Items from a dataset
# # #
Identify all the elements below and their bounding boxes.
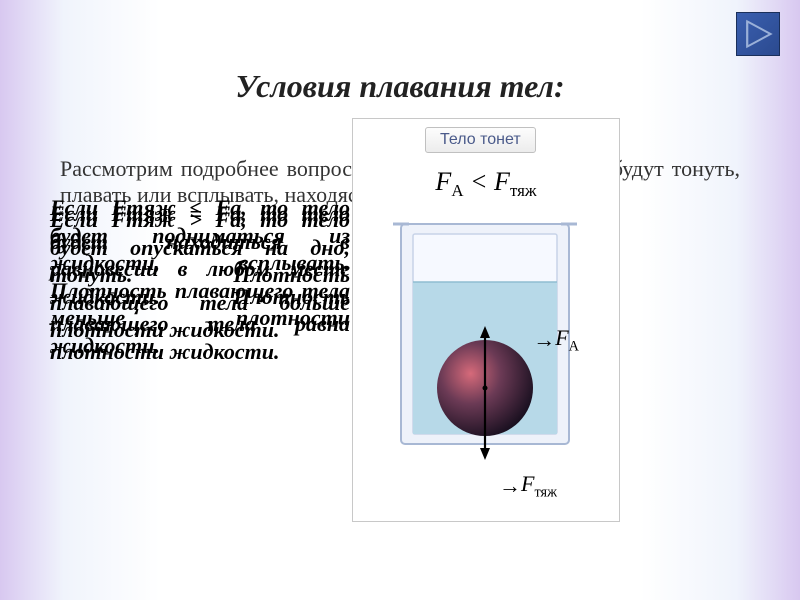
inequality-formula: FA < Fтяж: [365, 167, 607, 201]
conditions-text-stack: Если Fтяж > Fa, то тело будет опускаться…: [50, 196, 350, 446]
diagram-panel: Тело тонет FA < Fтяж: [352, 118, 620, 522]
next-slide-button[interactable]: [736, 12, 780, 56]
page-title: Условия плавания тел:: [0, 68, 800, 105]
fa-label: →FA: [533, 325, 579, 355]
next-triangle-icon: [740, 16, 776, 52]
diagram-tab[interactable]: Тело тонет: [425, 127, 536, 153]
condition-layer-3: Если Fтяж < Fa, то тело будет подниматьс…: [50, 194, 350, 359]
beaker-diagram: →FA →Fтяж: [365, 207, 607, 507]
fg-label: →Fтяж: [499, 471, 557, 501]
# # #
### Set exercise
Please rewrite every row with "bounding boxes" changed to "box coordinates" and everything else left as it is. Leave the pictures out.

### Task solution
Identify all the elements below and their box coordinates.
inequality-formula: FA < Fтяж: [365, 167, 607, 201]
conditions-text-stack: Если Fтяж > Fa, то тело будет опускаться…: [50, 196, 350, 446]
diagram-panel: Тело тонет FA < Fтяж: [352, 118, 620, 522]
next-slide-button[interactable]: [736, 12, 780, 56]
page-title: Условия плавания тел:: [0, 68, 800, 105]
fa-label: →FA: [533, 325, 579, 355]
next-triangle-icon: [740, 16, 776, 52]
diagram-tab[interactable]: Тело тонет: [425, 127, 536, 153]
condition-layer-3: Если Fтяж < Fa, то тело будет подниматьс…: [50, 194, 350, 359]
beaker-diagram: →FA →Fтяж: [365, 207, 607, 507]
fg-label: →Fтяж: [499, 471, 557, 501]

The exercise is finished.